§ EXERCISE DESCRIPTION: Write out the full set of records below exactly.

§ SUPPLIED MATERIAL:
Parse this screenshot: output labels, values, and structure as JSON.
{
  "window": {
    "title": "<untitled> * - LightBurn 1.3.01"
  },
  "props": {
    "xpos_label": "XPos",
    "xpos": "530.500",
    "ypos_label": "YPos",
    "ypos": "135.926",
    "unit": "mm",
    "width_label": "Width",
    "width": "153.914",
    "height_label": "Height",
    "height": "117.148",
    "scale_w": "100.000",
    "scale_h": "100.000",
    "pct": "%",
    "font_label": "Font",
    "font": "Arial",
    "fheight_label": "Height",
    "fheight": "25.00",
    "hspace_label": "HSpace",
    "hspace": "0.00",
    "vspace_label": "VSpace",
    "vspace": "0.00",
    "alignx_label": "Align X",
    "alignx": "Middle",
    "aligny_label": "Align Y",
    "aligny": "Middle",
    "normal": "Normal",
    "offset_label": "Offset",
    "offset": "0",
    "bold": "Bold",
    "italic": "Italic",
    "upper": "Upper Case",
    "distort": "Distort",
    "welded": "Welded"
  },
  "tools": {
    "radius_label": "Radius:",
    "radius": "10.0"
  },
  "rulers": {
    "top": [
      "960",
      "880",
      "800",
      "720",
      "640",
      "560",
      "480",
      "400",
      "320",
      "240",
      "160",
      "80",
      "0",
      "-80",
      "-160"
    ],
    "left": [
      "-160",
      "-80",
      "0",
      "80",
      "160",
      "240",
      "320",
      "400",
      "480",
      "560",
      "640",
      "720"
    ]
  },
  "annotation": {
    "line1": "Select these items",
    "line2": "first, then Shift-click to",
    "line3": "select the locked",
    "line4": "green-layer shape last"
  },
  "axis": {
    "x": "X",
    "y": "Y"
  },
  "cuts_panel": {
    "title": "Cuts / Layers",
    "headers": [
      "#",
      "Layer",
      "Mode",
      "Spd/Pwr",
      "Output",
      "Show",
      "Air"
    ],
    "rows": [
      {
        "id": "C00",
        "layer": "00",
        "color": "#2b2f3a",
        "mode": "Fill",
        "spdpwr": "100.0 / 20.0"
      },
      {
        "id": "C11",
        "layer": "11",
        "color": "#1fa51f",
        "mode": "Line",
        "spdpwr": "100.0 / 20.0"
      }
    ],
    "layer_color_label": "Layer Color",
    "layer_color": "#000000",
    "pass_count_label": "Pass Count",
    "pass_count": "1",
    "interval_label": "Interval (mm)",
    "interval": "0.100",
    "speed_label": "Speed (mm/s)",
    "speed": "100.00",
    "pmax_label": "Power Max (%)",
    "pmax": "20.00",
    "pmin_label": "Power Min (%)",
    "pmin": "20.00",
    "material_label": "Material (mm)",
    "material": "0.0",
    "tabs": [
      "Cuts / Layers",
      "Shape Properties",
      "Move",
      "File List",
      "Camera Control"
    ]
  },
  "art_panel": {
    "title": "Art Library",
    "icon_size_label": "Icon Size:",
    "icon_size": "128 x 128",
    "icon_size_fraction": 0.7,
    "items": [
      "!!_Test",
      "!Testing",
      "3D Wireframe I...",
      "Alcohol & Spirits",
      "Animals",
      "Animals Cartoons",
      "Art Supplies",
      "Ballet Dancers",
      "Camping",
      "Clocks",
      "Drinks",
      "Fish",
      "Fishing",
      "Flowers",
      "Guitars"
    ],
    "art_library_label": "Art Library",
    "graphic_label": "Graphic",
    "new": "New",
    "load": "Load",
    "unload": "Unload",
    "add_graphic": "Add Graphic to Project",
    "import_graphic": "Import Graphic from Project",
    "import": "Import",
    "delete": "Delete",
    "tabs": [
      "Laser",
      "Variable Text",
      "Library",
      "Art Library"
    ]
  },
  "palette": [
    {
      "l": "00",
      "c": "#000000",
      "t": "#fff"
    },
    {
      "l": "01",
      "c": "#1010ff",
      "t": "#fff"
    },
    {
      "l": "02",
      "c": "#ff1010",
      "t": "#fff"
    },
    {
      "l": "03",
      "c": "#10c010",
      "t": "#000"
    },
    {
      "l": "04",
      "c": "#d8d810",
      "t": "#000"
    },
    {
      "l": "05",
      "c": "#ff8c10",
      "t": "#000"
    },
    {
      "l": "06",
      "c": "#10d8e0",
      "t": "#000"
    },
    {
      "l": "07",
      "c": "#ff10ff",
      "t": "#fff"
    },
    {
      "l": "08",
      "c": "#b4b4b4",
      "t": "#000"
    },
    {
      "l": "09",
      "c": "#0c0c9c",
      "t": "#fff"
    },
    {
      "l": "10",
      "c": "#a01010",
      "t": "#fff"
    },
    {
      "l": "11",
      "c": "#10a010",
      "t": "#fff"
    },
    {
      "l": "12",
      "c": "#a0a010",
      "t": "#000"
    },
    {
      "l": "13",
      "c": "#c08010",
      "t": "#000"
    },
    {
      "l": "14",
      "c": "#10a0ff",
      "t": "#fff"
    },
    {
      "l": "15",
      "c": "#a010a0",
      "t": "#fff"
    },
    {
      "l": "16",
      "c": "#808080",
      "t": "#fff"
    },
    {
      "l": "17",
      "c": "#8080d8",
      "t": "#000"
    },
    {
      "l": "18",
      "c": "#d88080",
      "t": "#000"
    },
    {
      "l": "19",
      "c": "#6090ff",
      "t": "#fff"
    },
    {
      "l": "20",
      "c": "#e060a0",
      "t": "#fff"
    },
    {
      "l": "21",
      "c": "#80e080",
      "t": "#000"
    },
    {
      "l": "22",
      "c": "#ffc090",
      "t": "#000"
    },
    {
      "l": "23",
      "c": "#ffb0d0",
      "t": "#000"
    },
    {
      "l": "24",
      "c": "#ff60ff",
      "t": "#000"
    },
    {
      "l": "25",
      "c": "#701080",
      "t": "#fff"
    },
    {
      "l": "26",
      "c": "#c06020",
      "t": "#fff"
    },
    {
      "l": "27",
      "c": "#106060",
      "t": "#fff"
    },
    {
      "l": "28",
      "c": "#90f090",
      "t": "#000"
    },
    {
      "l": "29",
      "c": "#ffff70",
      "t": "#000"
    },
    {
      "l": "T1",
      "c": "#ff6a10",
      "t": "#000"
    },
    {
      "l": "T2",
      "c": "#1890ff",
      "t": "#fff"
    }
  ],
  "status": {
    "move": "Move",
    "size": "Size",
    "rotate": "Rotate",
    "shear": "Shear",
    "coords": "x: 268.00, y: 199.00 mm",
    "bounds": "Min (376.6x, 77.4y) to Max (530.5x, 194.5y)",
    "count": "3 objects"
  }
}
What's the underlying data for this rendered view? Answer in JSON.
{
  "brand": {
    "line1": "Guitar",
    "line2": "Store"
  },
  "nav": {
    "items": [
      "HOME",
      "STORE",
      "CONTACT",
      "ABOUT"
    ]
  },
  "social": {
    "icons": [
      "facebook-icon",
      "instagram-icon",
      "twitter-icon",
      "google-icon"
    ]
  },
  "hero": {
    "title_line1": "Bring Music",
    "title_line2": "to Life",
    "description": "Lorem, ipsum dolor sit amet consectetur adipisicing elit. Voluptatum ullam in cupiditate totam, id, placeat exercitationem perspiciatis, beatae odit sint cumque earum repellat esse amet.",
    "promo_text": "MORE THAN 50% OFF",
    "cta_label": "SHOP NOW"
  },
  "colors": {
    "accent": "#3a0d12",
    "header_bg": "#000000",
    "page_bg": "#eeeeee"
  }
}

§ SOLVED PROBLEM:
Parse this screenshot: output labels, values, and structure as JSON.
{
  "window": {
    "title": "<untitled> * - LightBurn 1.3.01"
  },
  "props": {
    "xpos_label": "XPos",
    "xpos": "530.500",
    "ypos_label": "YPos",
    "ypos": "135.926",
    "unit": "mm",
    "width_label": "Width",
    "width": "153.914",
    "height_label": "Height",
    "height": "117.148",
    "scale_w": "100.000",
    "scale_h": "100.000",
    "pct": "%",
    "font_label": "Font",
    "font": "Arial",
    "fheight_label": "Height",
    "fheight": "25.00",
    "hspace_label": "HSpace",
    "hspace": "0.00",
    "vspace_label": "VSpace",
    "vspace": "0.00",
    "alignx_label": "Align X",
    "alignx": "Middle",
    "aligny_label": "Align Y",
    "aligny": "Middle",
    "normal": "Normal",
    "offset_label": "Offset",
    "offset": "0",
    "bold": "Bold",
    "italic": "Italic",
    "upper": "Upper Case",
    "distort": "Distort",
    "welded": "Welded"
  },
  "tools": {
    "radius_label": "Radius:",
    "radius": "10.0"
  },
  "rulers": {
    "top": [
      "960",
      "880",
      "800",
      "720",
      "640",
      "560",
      "480",
      "400",
      "320",
      "240",
      "160",
      "80",
      "0",
      "-80",
      "-160"
    ],
    "left": [
      "-160",
      "-80",
      "0",
      "80",
      "160",
      "240",
      "320",
      "400",
      "480",
      "560",
      "640",
      "720"
    ]
  },
  "annotation": {
    "line1": "Select these items",
    "line2": "first, then Shift-click to",
    "line3": "select the locked",
    "line4": "green-layer shape last"
  },
  "axis": {
    "x": "X",
    "y": "Y"
  },
  "cuts_panel": {
    "title": "Cuts / Layers",
    "headers": [
      "#",
      "Layer",
      "Mode",
      "Spd/Pwr",
      "Output",
      "Show",
      "Air"
    ],
    "rows": [
      {
        "id": "C00",
        "layer": "00",
        "color": "#2b2f3a",
        "mode": "Fill",
        "spdpwr": "100.0 / 20.0"
      },
      {
        "id": "C11",
        "layer": "11",
        "color": "#1fa51f",
        "mode": "Line",
        "spdpwr": "100.0 / 20.0"
      }
    ],
    "layer_color_label": "Layer Color",
    "layer_color": "#000000",
    "pass_count_label": "Pass Count",
    "pass_count": "1",
    "interval_label": "Interval (mm)",
    "interval": "0.100",
    "speed_label": "Speed (mm/s)",
    "speed": "100.00",
    "pmax_label": "Power Max (%)",
    "pmax": "20.00",
    "pmin_label": "Power Min (%)",
    "pmin": "20.00",
    "material_label": "Material (mm)",
    "material": "0.0",
    "tabs": [
      "Cuts / Layers",
      "Shape Properties",
      "Move",
      "File List",
      "Camera Control"
    ]
  },
  "art_panel": {
    "title": "Art Library",
    "icon_size_label": "Icon Size:",
    "icon_size": "128 x 128",
    "icon_size_fraction": 0.7,
    "items": [
      "!!_Test",
      "!Testing",
      "3D Wireframe I...",
      "Alcohol & Spirits",
      "Animals",
      "Animals Cartoons",
      "Art Supplies",
      "Ballet Dancers",
      "Camping",
      "Clocks",
      "Drinks",
      "Fish",
      "Fishing",
      "Flowers",
      "Guitars"
    ],
    "art_library_label": "Art Library",
    "graphic_label": "Graphic",
    "new": "New",
    "load": "Load",
    "unload": "Unload",
    "add_graphic": "Add Graphic to Project",
    "import_graphic": "Import Graphic from Project",
    "import": "Import",
    "delete": "Delete",
    "tabs": [
      "Laser",
      "Variable Text",
      "Library",
      "Art Library"
    ]
  },
  "palette": [
    {
      "l": "00",
      "c": "#000000",
      "t": "#fff"
    },
    {
      "l": "01",
      "c": "#1010ff",
      "t": "#fff"
    },
    {
      "l": "02",
      "c": "#ff1010",
      "t": "#fff"
    },
    {
      "l": "03",
      "c": "#10c010",
      "t": "#000"
    },
    {
      "l": "04",
      "c": "#d8d810",
      "t": "#000"
    },
    {
      "l": "05",
      "c": "#ff8c10",
      "t": "#000"
    },
    {
      "l": "06",
      "c": "#10d8e0",
      "t": "#000"
    },
    {
      "l": "07",
      "c": "#ff10ff",
      "t": "#fff"
    },
    {
      "l": "08",
      "c": "#b4b4b4",
      "t": "#000"
    },
    {
      "l": "09",
      "c": "#0c0c9c",
      "t": "#fff"
    },
    {
      "l": "10",
      "c": "#a01010",
      "t": "#fff"
    },
    {
      "l": "11",
      "c": "#10a010",
      "t": "#fff"
    },
    {
      "l": "12",
      "c": "#a0a010",
      "t": "#000"
    },
    {
      "l": "13",
      "c": "#c08010",
      "t": "#000"
    },
    {
      "l": "14",
      "c": "#10a0ff",
      "t": "#fff"
    },
    {
      "l": "15",
      "c": "#a010a0",
      "t": "#fff"
    },
    {
      "l": "16",
      "c": "#808080",
      "t": "#fff"
    },
    {
      "l": "17",
      "c": "#8080d8",
      "t": "#000"
    },
    {
      "l": "18",
      "c": "#d88080",
      "t": "#000"
    },
    {
      "l": "19",
      "c": "#6090ff",
      "t": "#fff"
    },
    {
      "l": "20",
      "c": "#e060a0",
      "t": "#fff"
    },
    {
      "l": "21",
      "c": "#80e080",
      "t": "#000"
    },
    {
      "l": "22",
      "c": "#ffc090",
      "t": "#000"
    },
    {
      "l": "23",
      "c": "#ffb0d0",
      "t": "#000"
    },
    {
      "l": "24",
      "c": "#ff60ff",
      "t": "#000"
    },
    {
      "l": "25",
      "c": "#701080",
      "t": "#fff"
    },
    {
      "l": "26",
      "c": "#c06020",
      "t": "#fff"
    },
    {
      "l": "27",
      "c": "#106060",
      "t": "#fff"
    },
    {
      "l": "28",
      "c": "#90f090",
      "t": "#000"
    },
    {
      "l": "29",
      "c": "#ffff70",
      "t": "#000"
    },
    {
      "l": "T1",
      "c": "#ff6a10",
      "t": "#000"
    },
    {
      "l": "T2",
      "c": "#1890ff",
      "t": "#fff"
    }
  ],
  "status": {
    "move": "Move",
    "size": "Size",
    "rotate": "Rotate",
    "shear": "Shear",
    "coords": "x: 268.00, y: 199.00 mm",
    "bounds": "Min (376.6x, 77.4y) to Max (530.5x, 194.5y)",
    "count": "3 objects"
  }
}
What's the underlying data for this rendered view? Answer in JSON.
{
  "brand": {
    "line1": "Guitar",
    "line2": "Store"
  },
  "nav": {
    "items": [
      "HOME",
      "STORE",
      "CONTACT",
      "ABOUT"
    ]
  },
  "social": {
    "icons": [
      "facebook-icon",
      "instagram-icon",
      "twitter-icon",
      "google-icon"
    ]
  },
  "hero": {
    "title_line1": "Bring Music",
    "title_line2": "to Life",
    "description": "Lorem, ipsum dolor sit amet consectetur adipisicing elit. Voluptatum ullam in cupiditate totam, id, placeat exercitationem perspiciatis, beatae odit sint cumque earum repellat esse amet.",
    "promo_text": "MORE THAN 50% OFF",
    "cta_label": "SHOP NOW"
  },
  "colors": {
    "accent": "#3a0d12",
    "header_bg": "#000000",
    "page_bg": "#eeeeee"
  }
}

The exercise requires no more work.